___ Raw records

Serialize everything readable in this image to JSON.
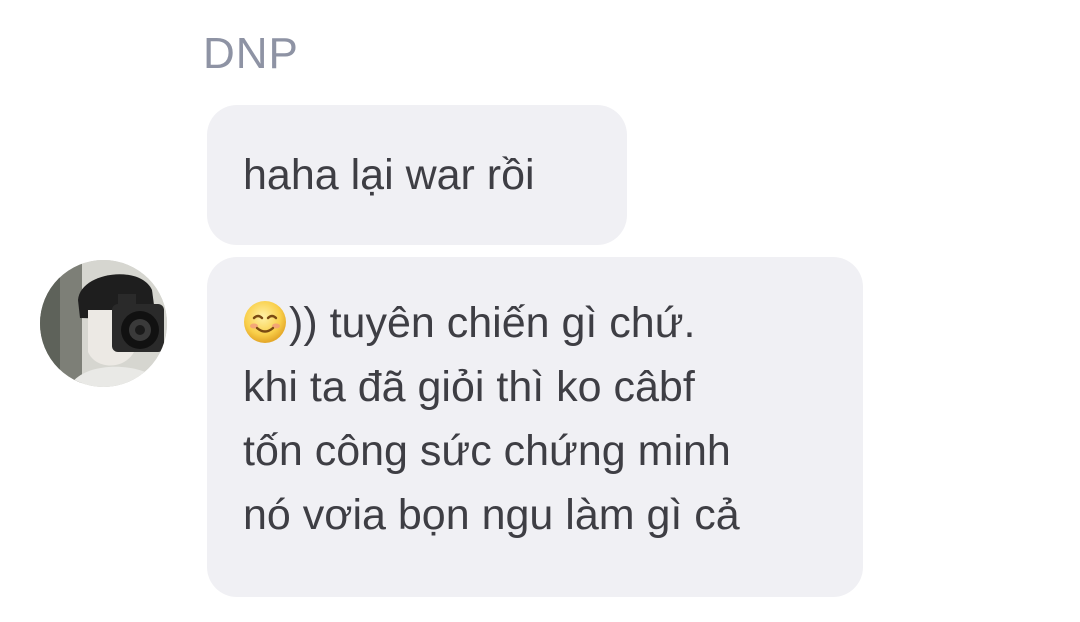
{
  "conversation": {
    "sender_name": "DNP",
    "messages": [
      {
        "lines": [
          "haha lại war rồi"
        ]
      },
      {
        "emoji": "smiling-face-icon",
        "lines": [
          ")) tuyên chiến gì chứ.",
          "khi ta đã giỏi thì ko câbf",
          "tốn công sức chứng minh",
          "nó vơia bọn ngu làm gì cả"
        ]
      }
    ],
    "avatar": "profile-photo-with-camera"
  }
}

______

_Goal:_ The listing above must be printed again exactly, minus its pictures.

_Answer to the problem:_
Serialize everything readable in this image to JSON.
{
  "conversation": {
    "sender_name": "DNP",
    "messages": [
      {
        "lines": [
          "haha lại war rồi"
        ]
      },
      {
        "emoji": "smiling-face-icon",
        "lines": [
          ")) tuyên chiến gì chứ.",
          "khi ta đã giỏi thì ko câbf",
          "tốn công sức chứng minh",
          "nó vơia bọn ngu làm gì cả"
        ]
      }
    ],
    "avatar": "profile-photo-with-camera"
  }
}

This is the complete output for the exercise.